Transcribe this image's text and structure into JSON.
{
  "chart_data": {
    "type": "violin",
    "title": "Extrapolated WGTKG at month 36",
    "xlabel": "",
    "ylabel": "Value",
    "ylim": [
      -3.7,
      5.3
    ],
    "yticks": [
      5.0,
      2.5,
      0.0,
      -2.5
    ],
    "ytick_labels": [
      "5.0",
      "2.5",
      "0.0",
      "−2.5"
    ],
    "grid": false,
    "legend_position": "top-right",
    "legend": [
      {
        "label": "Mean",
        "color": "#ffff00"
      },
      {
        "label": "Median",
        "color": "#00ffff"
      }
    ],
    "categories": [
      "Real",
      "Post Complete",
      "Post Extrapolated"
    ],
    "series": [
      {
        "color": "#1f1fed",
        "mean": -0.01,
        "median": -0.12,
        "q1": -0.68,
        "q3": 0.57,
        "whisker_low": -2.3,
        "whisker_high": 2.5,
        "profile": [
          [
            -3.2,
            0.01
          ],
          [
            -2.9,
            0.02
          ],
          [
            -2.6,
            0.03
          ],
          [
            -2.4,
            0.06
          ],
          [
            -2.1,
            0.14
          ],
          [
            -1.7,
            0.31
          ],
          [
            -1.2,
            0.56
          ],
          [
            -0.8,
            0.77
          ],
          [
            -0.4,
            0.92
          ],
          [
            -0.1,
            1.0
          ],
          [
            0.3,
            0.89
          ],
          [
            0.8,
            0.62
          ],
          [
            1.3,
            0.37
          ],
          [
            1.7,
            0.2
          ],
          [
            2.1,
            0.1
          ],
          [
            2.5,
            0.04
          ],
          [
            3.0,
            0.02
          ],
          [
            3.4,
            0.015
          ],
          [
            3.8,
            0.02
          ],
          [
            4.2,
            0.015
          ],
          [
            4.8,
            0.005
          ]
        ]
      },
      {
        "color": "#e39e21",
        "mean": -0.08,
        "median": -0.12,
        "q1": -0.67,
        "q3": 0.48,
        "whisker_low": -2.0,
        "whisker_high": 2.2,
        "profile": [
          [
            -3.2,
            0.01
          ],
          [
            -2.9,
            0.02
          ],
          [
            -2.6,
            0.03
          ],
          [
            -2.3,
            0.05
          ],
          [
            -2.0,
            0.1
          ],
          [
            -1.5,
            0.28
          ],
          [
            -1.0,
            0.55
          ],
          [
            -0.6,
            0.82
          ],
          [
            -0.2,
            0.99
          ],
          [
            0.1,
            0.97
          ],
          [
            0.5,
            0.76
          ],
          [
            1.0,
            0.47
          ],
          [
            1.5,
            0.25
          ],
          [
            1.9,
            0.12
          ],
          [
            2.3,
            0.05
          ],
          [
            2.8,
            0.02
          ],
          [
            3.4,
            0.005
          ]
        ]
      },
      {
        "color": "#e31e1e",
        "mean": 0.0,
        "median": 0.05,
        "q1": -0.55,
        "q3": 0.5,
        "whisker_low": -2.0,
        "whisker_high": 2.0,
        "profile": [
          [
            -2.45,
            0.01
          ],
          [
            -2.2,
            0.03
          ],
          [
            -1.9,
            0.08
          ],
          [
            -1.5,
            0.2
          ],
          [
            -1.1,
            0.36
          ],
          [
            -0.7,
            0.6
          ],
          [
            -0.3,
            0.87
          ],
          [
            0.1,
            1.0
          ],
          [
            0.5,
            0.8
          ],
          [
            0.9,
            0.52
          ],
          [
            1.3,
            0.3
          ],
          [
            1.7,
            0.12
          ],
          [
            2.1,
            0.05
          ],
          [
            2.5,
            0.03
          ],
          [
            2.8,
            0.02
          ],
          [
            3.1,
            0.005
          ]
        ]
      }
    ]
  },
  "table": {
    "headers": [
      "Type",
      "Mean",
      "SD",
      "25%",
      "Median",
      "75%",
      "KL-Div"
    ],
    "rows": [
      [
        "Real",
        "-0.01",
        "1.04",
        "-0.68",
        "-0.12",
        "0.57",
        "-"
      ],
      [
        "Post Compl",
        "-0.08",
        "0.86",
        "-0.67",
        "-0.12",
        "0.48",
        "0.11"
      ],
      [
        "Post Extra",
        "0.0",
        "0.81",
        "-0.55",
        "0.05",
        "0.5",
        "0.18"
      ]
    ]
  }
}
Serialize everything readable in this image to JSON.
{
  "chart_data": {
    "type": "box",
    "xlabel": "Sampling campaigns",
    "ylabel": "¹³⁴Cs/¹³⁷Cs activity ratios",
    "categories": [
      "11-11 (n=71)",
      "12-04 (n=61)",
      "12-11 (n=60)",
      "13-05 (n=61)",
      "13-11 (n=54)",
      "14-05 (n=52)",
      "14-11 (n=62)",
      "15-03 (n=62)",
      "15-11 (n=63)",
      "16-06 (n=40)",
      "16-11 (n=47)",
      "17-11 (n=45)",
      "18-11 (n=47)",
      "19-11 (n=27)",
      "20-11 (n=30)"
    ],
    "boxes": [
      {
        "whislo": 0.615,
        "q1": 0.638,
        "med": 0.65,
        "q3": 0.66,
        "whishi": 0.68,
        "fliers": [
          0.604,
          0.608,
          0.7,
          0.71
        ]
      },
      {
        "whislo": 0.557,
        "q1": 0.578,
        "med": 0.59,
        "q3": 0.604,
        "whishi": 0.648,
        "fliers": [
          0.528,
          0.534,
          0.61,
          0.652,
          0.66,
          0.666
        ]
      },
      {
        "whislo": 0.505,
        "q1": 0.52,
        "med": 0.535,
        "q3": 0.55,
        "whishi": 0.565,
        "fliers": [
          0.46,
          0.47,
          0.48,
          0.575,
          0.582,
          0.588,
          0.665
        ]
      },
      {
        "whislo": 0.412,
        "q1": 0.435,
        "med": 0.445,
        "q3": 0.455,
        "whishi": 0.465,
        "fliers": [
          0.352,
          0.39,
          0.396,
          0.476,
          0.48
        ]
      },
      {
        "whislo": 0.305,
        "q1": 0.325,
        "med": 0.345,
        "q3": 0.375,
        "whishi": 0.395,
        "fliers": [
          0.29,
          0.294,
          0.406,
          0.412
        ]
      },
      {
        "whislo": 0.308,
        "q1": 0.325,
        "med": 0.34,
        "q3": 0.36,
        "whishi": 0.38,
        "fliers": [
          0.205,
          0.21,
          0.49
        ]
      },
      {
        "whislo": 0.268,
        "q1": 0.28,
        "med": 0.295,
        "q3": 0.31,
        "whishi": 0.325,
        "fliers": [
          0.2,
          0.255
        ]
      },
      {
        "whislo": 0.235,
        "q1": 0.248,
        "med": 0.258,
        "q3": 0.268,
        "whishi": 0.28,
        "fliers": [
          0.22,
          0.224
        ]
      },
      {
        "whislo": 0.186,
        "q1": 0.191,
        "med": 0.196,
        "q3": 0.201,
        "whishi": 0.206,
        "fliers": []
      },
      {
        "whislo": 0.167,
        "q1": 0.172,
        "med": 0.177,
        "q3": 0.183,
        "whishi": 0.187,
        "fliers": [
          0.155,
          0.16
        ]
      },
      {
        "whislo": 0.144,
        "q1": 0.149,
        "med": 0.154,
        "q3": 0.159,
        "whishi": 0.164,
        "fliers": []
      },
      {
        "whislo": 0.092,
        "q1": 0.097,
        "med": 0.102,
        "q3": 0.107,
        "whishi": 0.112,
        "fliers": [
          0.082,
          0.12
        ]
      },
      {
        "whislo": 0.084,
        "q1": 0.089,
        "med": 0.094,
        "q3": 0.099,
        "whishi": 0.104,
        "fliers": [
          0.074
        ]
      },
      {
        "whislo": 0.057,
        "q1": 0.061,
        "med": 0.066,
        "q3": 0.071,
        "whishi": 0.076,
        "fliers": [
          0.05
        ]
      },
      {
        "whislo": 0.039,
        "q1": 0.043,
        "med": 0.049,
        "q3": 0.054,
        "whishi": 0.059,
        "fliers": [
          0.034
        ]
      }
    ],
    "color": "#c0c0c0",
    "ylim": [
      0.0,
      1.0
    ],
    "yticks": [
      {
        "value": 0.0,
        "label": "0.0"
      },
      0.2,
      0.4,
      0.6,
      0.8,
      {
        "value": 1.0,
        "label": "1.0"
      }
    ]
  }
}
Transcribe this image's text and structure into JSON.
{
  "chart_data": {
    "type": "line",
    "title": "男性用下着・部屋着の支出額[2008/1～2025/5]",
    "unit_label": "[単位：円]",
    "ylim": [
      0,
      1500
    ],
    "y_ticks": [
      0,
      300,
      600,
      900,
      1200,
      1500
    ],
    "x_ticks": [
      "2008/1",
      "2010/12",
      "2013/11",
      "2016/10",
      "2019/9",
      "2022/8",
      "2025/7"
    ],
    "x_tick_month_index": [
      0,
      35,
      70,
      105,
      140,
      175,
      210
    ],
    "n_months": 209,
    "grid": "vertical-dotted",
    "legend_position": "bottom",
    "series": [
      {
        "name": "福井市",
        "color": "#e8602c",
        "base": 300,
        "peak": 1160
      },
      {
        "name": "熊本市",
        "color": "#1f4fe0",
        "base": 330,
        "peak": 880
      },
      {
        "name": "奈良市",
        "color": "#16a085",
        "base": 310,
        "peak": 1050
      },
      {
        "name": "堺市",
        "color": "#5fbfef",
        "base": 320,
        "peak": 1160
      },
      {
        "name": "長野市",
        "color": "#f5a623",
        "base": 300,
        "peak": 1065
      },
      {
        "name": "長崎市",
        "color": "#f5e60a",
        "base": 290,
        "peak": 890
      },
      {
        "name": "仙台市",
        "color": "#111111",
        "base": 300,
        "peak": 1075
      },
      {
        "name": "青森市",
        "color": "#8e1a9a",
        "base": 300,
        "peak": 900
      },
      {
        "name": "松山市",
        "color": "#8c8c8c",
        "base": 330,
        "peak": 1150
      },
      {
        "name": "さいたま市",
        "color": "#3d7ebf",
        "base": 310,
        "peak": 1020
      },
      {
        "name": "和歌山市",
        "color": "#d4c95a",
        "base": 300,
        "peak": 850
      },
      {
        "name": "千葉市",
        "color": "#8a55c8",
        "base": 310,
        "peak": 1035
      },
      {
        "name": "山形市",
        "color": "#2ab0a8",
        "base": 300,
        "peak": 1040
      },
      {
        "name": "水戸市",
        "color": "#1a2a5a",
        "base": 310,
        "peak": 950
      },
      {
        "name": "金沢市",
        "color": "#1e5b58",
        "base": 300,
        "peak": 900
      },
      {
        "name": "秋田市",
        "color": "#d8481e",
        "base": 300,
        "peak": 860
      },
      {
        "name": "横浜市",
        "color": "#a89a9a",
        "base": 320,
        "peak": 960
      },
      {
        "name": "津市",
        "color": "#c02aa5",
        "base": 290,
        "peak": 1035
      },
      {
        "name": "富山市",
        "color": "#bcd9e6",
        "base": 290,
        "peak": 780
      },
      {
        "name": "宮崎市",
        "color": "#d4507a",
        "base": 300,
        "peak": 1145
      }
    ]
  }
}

■ ■ ■ ■ ■ ■ ■

→ STATED TASK: Go through the material above and count the lines that include "Extrapolated". Give the number alone.

→ EXPECTED OUTPUT: 2